AIM —
Lines before the one containing "Convert this screenshot" are excluded; reproduce that line and all lines after it in the entries below, exactly.

--- start of EXERCISE MATERIAL ---

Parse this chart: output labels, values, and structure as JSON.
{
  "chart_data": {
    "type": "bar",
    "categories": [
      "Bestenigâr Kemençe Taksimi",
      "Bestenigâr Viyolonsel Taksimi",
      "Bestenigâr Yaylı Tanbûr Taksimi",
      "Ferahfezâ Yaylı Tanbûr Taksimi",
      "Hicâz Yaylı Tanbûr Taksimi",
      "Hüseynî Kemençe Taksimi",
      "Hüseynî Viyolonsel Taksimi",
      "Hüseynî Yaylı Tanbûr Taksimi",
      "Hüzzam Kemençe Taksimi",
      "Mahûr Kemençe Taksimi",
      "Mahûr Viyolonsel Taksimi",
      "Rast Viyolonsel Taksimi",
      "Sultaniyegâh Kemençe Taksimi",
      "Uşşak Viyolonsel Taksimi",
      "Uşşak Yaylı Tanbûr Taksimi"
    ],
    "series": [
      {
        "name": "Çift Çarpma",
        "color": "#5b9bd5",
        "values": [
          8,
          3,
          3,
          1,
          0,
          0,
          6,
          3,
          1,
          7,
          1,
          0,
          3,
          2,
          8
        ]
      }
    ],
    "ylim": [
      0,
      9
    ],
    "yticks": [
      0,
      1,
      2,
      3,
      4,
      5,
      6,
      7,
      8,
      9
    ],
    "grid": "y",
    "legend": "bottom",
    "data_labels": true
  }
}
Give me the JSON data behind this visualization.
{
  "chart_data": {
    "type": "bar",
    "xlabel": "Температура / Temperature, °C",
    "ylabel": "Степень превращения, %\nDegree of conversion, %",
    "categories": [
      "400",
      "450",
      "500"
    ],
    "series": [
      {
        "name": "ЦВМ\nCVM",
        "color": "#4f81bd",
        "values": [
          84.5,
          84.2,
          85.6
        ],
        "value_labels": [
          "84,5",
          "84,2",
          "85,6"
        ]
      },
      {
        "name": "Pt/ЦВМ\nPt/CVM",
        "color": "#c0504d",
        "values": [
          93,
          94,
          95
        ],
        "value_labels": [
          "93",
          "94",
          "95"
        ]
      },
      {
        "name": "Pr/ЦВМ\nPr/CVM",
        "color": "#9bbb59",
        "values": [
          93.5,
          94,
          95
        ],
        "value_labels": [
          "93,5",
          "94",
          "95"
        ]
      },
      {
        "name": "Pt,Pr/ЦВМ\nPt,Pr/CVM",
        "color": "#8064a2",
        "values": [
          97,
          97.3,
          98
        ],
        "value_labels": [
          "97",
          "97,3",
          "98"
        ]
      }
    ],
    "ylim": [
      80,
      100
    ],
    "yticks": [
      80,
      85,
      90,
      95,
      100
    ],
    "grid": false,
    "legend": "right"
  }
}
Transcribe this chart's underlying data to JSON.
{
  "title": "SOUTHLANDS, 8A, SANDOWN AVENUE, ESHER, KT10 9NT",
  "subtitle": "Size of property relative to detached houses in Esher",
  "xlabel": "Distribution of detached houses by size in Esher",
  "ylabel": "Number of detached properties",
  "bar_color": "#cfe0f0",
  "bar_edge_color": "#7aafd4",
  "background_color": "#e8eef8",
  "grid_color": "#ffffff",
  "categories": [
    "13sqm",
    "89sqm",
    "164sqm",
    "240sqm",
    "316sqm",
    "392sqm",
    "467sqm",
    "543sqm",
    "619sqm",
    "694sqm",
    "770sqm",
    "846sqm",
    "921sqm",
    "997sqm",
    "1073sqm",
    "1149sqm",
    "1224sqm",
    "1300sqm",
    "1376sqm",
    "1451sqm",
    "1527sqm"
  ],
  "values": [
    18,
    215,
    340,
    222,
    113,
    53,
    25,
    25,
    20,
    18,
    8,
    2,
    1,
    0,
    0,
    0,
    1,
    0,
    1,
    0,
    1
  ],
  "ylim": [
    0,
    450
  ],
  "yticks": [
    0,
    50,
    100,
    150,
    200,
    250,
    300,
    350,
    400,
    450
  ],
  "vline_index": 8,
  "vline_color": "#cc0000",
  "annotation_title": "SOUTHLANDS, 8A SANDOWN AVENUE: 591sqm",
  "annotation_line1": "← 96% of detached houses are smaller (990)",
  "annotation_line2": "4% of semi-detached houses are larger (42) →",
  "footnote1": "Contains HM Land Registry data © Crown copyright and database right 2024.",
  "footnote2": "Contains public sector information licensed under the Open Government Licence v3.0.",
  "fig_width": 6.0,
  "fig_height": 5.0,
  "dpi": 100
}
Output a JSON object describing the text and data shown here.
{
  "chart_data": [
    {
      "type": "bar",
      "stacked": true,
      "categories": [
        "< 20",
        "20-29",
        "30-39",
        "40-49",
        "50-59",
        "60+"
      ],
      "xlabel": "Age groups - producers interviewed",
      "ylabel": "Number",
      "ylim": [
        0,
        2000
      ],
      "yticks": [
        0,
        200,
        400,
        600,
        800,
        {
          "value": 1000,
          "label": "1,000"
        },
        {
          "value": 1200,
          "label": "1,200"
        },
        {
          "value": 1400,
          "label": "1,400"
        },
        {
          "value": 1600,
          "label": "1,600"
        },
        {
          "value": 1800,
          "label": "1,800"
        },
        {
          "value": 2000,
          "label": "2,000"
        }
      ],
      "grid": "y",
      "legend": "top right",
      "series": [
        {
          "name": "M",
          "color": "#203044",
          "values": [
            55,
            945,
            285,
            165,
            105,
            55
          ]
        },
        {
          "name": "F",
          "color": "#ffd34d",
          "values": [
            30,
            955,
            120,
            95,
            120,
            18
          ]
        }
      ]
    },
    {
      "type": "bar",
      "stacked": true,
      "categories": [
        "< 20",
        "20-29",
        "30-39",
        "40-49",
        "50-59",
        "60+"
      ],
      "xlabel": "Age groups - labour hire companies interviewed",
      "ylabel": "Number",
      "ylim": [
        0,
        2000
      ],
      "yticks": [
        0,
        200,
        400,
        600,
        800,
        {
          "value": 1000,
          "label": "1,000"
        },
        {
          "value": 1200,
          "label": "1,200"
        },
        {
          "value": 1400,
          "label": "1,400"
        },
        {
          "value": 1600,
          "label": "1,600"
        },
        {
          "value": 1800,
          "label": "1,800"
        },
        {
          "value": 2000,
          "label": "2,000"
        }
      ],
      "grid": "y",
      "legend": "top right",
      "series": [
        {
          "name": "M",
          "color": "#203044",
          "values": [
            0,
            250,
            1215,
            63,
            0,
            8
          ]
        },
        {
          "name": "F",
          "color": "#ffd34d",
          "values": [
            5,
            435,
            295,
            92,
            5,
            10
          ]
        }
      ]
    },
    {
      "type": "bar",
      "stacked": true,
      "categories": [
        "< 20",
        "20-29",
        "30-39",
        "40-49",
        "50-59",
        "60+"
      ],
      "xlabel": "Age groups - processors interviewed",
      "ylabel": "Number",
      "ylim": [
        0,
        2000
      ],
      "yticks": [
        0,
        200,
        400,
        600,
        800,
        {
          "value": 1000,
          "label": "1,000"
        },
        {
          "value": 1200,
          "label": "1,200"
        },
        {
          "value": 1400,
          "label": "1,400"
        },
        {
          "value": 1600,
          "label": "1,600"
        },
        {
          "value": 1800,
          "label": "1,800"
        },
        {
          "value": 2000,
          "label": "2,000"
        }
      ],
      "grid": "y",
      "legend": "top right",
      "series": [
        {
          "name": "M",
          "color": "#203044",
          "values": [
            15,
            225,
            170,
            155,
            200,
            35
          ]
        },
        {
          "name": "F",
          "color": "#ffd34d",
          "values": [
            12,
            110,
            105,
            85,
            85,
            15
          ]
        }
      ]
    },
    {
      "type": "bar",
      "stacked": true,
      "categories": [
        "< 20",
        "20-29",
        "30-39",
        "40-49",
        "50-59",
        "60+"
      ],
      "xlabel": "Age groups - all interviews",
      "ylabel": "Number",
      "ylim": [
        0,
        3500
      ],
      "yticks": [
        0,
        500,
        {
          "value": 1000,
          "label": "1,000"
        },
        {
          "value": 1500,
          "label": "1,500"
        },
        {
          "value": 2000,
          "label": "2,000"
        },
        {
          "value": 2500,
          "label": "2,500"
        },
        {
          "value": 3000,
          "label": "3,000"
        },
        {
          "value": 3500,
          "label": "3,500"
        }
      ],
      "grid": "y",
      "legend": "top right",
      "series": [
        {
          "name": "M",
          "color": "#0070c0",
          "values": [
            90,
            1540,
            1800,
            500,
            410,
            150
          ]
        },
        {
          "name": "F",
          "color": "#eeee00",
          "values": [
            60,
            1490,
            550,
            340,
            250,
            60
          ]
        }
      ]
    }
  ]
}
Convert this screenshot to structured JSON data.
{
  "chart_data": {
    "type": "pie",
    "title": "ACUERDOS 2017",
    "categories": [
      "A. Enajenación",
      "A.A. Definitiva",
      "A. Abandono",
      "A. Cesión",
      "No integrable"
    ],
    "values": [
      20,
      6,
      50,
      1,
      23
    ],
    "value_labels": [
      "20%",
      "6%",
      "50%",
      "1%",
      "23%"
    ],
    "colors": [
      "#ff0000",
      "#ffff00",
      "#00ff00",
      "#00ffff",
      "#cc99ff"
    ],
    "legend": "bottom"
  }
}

--- end of EXERCISE MATERIAL ---

REPLY —
Convert this screenshot to structured JSON data.
{
  "chart_data": {
    "type": "pie",
    "title": "ACUERDOS 2017",
    "categories": [
      "A. Enajenación",
      "A.A. Definitiva",
      "A. Abandono",
      "A. Cesión",
      "No integrable"
    ],
    "values": [
      20,
      6,
      50,
      1,
      23
    ],
    "value_labels": [
      "20%",
      "6%",
      "50%",
      "1%",
      "23%"
    ],
    "colors": [
      "#ff0000",
      "#ffff00",
      "#00ff00",
      "#00ffff",
      "#cc99ff"
    ],
    "legend": "bottom"
  }
}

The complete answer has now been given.